• Work to do
Omit all pictures, then retype the data exactly as given.

• Data to use
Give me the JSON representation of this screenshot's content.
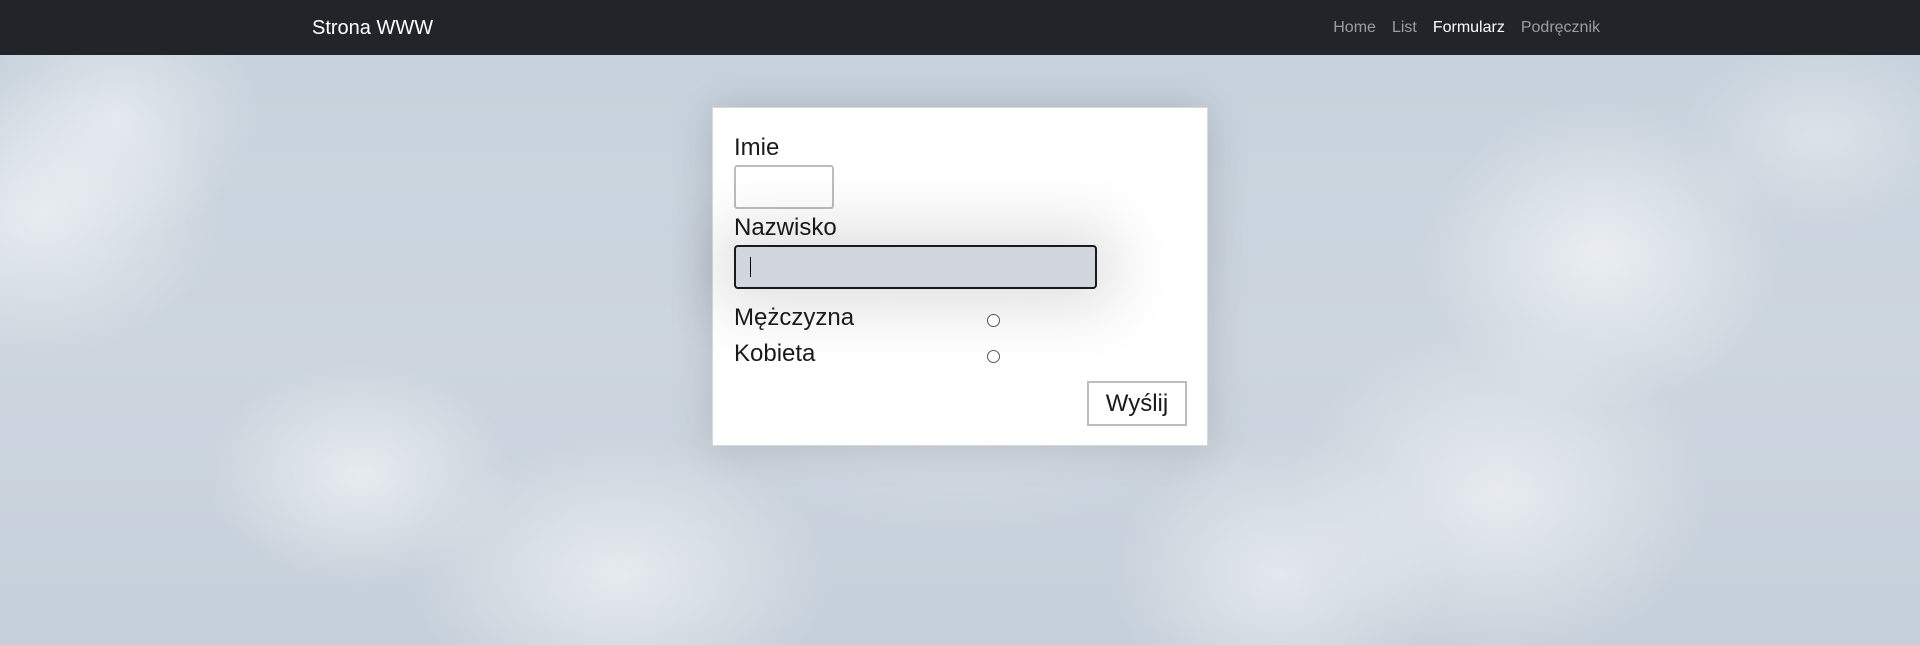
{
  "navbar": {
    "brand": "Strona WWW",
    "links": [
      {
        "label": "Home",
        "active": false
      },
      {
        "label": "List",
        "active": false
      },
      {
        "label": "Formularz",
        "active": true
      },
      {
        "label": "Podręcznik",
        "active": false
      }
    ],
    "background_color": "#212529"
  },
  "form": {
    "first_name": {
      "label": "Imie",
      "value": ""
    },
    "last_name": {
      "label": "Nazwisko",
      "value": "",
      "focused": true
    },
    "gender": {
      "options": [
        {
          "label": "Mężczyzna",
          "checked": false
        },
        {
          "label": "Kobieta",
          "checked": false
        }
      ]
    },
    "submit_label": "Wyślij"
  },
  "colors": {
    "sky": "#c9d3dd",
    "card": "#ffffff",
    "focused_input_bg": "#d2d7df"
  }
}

• Answer to this problem
Give me the JSON representation of this screenshot's content.
{
  "navbar": {
    "brand": "Strona WWW",
    "links": [
      {
        "label": "Home",
        "active": false
      },
      {
        "label": "List",
        "active": false
      },
      {
        "label": "Formularz",
        "active": true
      },
      {
        "label": "Podręcznik",
        "active": false
      }
    ],
    "background_color": "#212529"
  },
  "form": {
    "first_name": {
      "label": "Imie",
      "value": ""
    },
    "last_name": {
      "label": "Nazwisko",
      "value": "",
      "focused": true
    },
    "gender": {
      "options": [
        {
          "label": "Mężczyzna",
          "checked": false
        },
        {
          "label": "Kobieta",
          "checked": false
        }
      ]
    },
    "submit_label": "Wyślij"
  },
  "colors": {
    "sky": "#c9d3dd",
    "card": "#ffffff",
    "focused_input_bg": "#d2d7df"
  }
}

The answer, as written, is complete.